Supplied data:
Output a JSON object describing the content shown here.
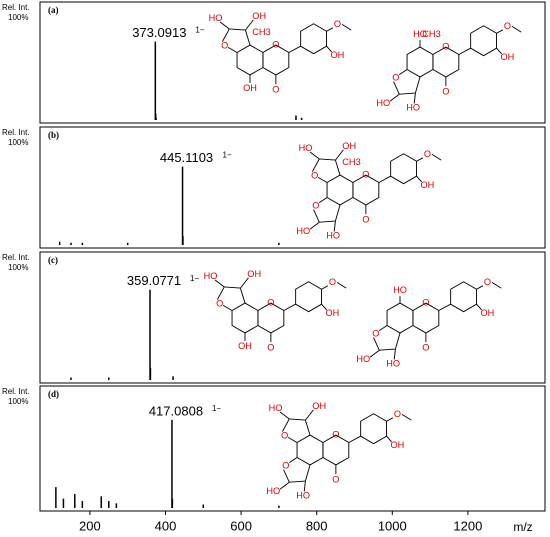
{
  "chart_data": [
    {
      "type": "bar",
      "panel_label": "(a)",
      "y_label": "Rel. Int.",
      "ylim": [
        0,
        100
      ],
      "yticks": [
        {
          "value": 100,
          "label": "100%"
        }
      ],
      "xlim": [
        68,
        1404
      ],
      "x": [
        373.0913,
        374.1,
        375.1,
        745.2,
        760.0
      ],
      "values": [
        70,
        6,
        2,
        4,
        2
      ],
      "color": "#000000",
      "annotation": {
        "x": 373.0913,
        "charge": "1−"
      },
      "structures": [
        {
          "ring_o": "O",
          "carbonyl": "O",
          "b_oh": "OH",
          "methoxy": "O",
          "a_bottom": "OH",
          "furan_o": "O",
          "furan_ho": "HO",
          "furan_oh": "OH",
          "methyl": "CH3"
        },
        {
          "ring_o": "O",
          "carbonyl": "O",
          "b_oh": "OH",
          "methoxy": "O",
          "a_top": "HO",
          "low_o": "O",
          "low_ho": "HO",
          "low_oh": "HO",
          "methyl": "CH3"
        }
      ]
    },
    {
      "type": "bar",
      "panel_label": "(b)",
      "y_label": "Rel. Int.",
      "ylim": [
        0,
        100
      ],
      "yticks": [
        {
          "value": 100,
          "label": "100%"
        }
      ],
      "xlim": [
        68,
        1404
      ],
      "x": [
        120,
        150,
        180,
        300,
        445.1103,
        446.1,
        700
      ],
      "values": [
        3,
        2,
        2,
        2,
        70,
        8,
        2
      ],
      "color": "#000000",
      "annotation": {
        "x": 445.1103,
        "charge": "1−"
      },
      "structures": [
        {
          "ring_o": "O",
          "carbonyl": "O",
          "b_oh": "OH",
          "methoxy": "O",
          "furan_o": "O",
          "furan_ho": "HO",
          "furan_oh": "OH",
          "methyl": "CH3",
          "low_o": "O",
          "low_ho": "HO",
          "low_oh": "HO"
        }
      ]
    },
    {
      "type": "bar",
      "panel_label": "(c)",
      "y_label": "Rel. Int.",
      "ylim": [
        0,
        100
      ],
      "yticks": [
        {
          "value": 100,
          "label": "100%"
        }
      ],
      "xlim": [
        68,
        1404
      ],
      "x": [
        150,
        250,
        359.0771,
        360.1,
        420
      ],
      "values": [
        2,
        2,
        74,
        10,
        3
      ],
      "color": "#000000",
      "annotation": {
        "x": 359.0771,
        "charge": "1−"
      },
      "structures": [
        {
          "ring_o": "O",
          "carbonyl": "O",
          "b_oh": "OH",
          "methoxy": "O",
          "a_bottom": "OH",
          "furan_o": "O",
          "furan_ho": "HO",
          "furan_oh": "OH"
        },
        {
          "ring_o": "O",
          "carbonyl": "O",
          "b_oh": "OH",
          "methoxy": "O",
          "a_top": "HO",
          "low_o": "O",
          "low_ho": "HO",
          "low_oh": "HO"
        }
      ]
    },
    {
      "type": "bar",
      "panel_label": "(d)",
      "y_label": "Rel. Int.",
      "ylim": [
        0,
        100
      ],
      "yticks": [
        {
          "value": 100,
          "label": "100%"
        }
      ],
      "xlim": [
        68,
        1404
      ],
      "x": [
        110,
        130,
        160,
        180,
        230,
        250,
        270,
        417.0808,
        418.1,
        500,
        700
      ],
      "values": [
        18,
        8,
        12,
        6,
        10,
        6,
        4,
        76,
        8,
        3,
        2
      ],
      "color": "#000000",
      "annotation": {
        "x": 417.0808,
        "charge": "1−"
      },
      "xticks": [
        200,
        400,
        600,
        800,
        1000,
        1200
      ],
      "xlabel": "m/z",
      "structures": [
        {
          "ring_o": "O",
          "carbonyl": "O",
          "b_oh": "OH",
          "methoxy": "O",
          "furan_o": "O",
          "furan_ho": "HO",
          "furan_oh": "OH",
          "low_o": "O",
          "low_ho": "HO",
          "low_oh": "HO"
        }
      ]
    }
  ]
}
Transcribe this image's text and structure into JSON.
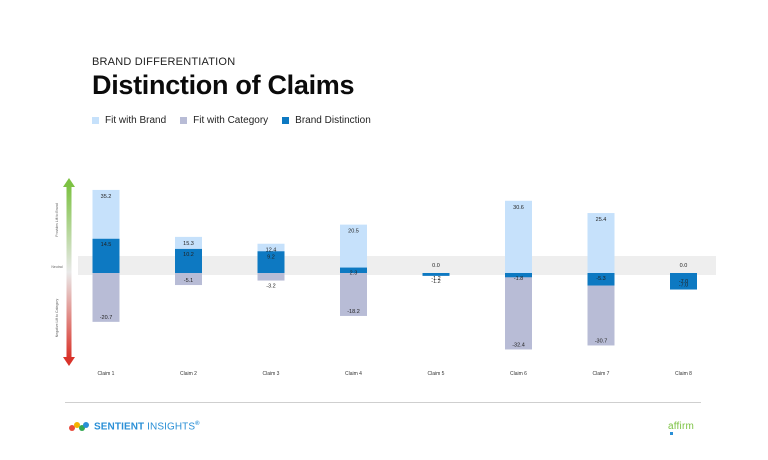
{
  "header": {
    "kicker": "BRAND DIFFERENTIATION",
    "title": "Distinction of Claims"
  },
  "legend": [
    {
      "label": "Fit with Brand",
      "color": "#c6e1fb"
    },
    {
      "label": "Fit with Category",
      "color": "#b8bcd6"
    },
    {
      "label": "Brand Distinction",
      "color": "#0d79c2"
    }
  ],
  "chart_data": {
    "type": "bar",
    "categories": [
      "Claim 1",
      "Claim 2",
      "Claim 3",
      "Claim 4",
      "Claim 5",
      "Claim 6",
      "Claim 7",
      "Claim 8"
    ],
    "series": [
      {
        "name": "Fit with Brand",
        "values": [
          35.2,
          15.3,
          12.4,
          20.5,
          0.0,
          30.6,
          25.4,
          0.0
        ],
        "color": "#c6e1fb"
      },
      {
        "name": "Fit with Category",
        "values": [
          -20.7,
          -5.1,
          -3.2,
          -18.2,
          -1.2,
          -32.4,
          -30.7,
          -7.0
        ],
        "color": "#b8bcd6"
      },
      {
        "name": "Brand Distinction",
        "values": [
          14.5,
          10.2,
          9.2,
          2.3,
          -1.2,
          -1.8,
          -5.3,
          -7.0
        ],
        "color": "#0d79c2"
      }
    ],
    "side_axis": {
      "top_label": "Provides Lift to Brand",
      "middle_label": "Neutral",
      "bottom_label": "Negative Lift to Category"
    },
    "ylim": [
      -35,
      38
    ]
  },
  "footer": {
    "logo_text": "SENTIENT",
    "logo_text2": " INSIGHTS",
    "logo_mark": "®",
    "partner": "affirm"
  }
}
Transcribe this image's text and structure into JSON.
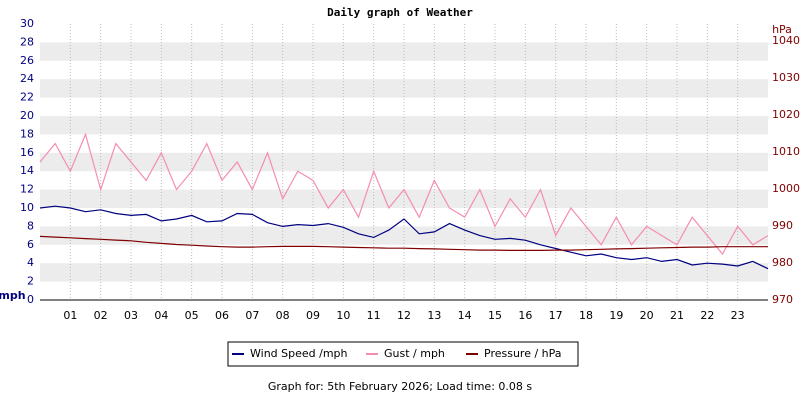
{
  "chart_data": {
    "type": "line",
    "title": "Daily graph of Weather",
    "y_label": "mph",
    "y2_label": "hPa",
    "x": [
      0,
      0.5,
      1,
      1.5,
      2,
      2.5,
      3,
      3.5,
      4,
      4.5,
      5,
      5.5,
      6,
      6.5,
      7,
      7.5,
      8,
      8.5,
      9,
      9.5,
      10,
      10.5,
      11,
      11.5,
      12,
      12.5,
      13,
      13.5,
      14,
      14.5,
      15,
      15.5,
      16,
      16.5,
      17,
      17.5,
      18,
      18.5,
      19,
      19.5,
      20,
      20.5,
      21,
      21.5,
      22,
      22.5,
      23,
      23.5,
      24
    ],
    "xlim": [
      0,
      24
    ],
    "xticks": [
      {
        "value": 1,
        "label": "01"
      },
      {
        "value": 2,
        "label": "02"
      },
      {
        "value": 3,
        "label": "03"
      },
      {
        "value": 4,
        "label": "04"
      },
      {
        "value": 5,
        "label": "05"
      },
      {
        "value": 6,
        "label": "06"
      },
      {
        "value": 7,
        "label": "07"
      },
      {
        "value": 8,
        "label": "08"
      },
      {
        "value": 9,
        "label": "09"
      },
      {
        "value": 10,
        "label": "10"
      },
      {
        "value": 11,
        "label": "11"
      },
      {
        "value": 12,
        "label": "12"
      },
      {
        "value": 13,
        "label": "13"
      },
      {
        "value": 14,
        "label": "14"
      },
      {
        "value": 15,
        "label": "15"
      },
      {
        "value": 16,
        "label": "16"
      },
      {
        "value": 17,
        "label": "17"
      },
      {
        "value": 18,
        "label": "18"
      },
      {
        "value": 19,
        "label": "19"
      },
      {
        "value": 20,
        "label": "20"
      },
      {
        "value": 21,
        "label": "21"
      },
      {
        "value": 22,
        "label": "22"
      },
      {
        "value": 23,
        "label": "23"
      }
    ],
    "ylim": [
      0,
      30
    ],
    "yticks": [
      0,
      2,
      4,
      6,
      8,
      10,
      12,
      14,
      16,
      18,
      20,
      22,
      24,
      26,
      28,
      30
    ],
    "y2lim": [
      970,
      1044.6
    ],
    "y2ticks": [
      970,
      980,
      990,
      1000,
      1010,
      1020,
      1030,
      1040
    ],
    "grid": true,
    "series": [
      {
        "name": "Wind Speed /mph",
        "color": "#000080",
        "values": [
          10,
          10.2,
          10,
          9.6,
          9.8,
          9.4,
          9.2,
          9.3,
          8.6,
          8.8,
          9.2,
          8.5,
          8.6,
          9.4,
          9.3,
          8.4,
          8,
          8.2,
          8.1,
          8.3,
          7.9,
          7.2,
          6.8,
          7.6,
          8.8,
          7.2,
          7.4,
          8.3,
          7.6,
          7,
          6.6,
          6.7,
          6.5,
          6,
          5.6,
          5.2,
          4.8,
          5,
          4.6,
          4.4,
          4.6,
          4.2,
          4.4,
          3.8,
          4,
          3.9,
          3.7,
          4.2,
          3.4
        ]
      },
      {
        "name": "Gust / mph",
        "color": "#f58cb4",
        "values": [
          15,
          17,
          14,
          18,
          12,
          17,
          15,
          13,
          16,
          12,
          14,
          17,
          13,
          15,
          12,
          16,
          11,
          14,
          13,
          10,
          12,
          9,
          14,
          10,
          12,
          9,
          13,
          10,
          9,
          12,
          8,
          11,
          9,
          12,
          7,
          10,
          8,
          6,
          9,
          6,
          8,
          7,
          6,
          9,
          7,
          5,
          8,
          6,
          7
        ]
      },
      {
        "name": "Pressure / hPa",
        "color": "#800000",
        "axis": "y2",
        "values": [
          987.2,
          987,
          986.8,
          986.6,
          986.4,
          986.2,
          986,
          985.6,
          985.3,
          985,
          984.8,
          984.6,
          984.4,
          984.3,
          984.3,
          984.4,
          984.5,
          984.5,
          984.5,
          984.4,
          984.3,
          984.2,
          984.1,
          984,
          984,
          983.9,
          983.8,
          983.7,
          983.6,
          983.5,
          983.5,
          983.4,
          983.4,
          983.4,
          983.5,
          983.5,
          983.6,
          983.7,
          983.8,
          983.9,
          984,
          984.1,
          984.2,
          984.3,
          984.3,
          984.4,
          984.4,
          984.4,
          984.4
        ]
      }
    ]
  },
  "footer": "Graph for: 5th February 2026; Load time: 0.08 s"
}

Problem to solve: Find each line holding the string "Lift" and copy it out.

Output of the task:
      "top_label": "Provides Lift to Brand",
      "bottom_label": "Negative Lift to Category"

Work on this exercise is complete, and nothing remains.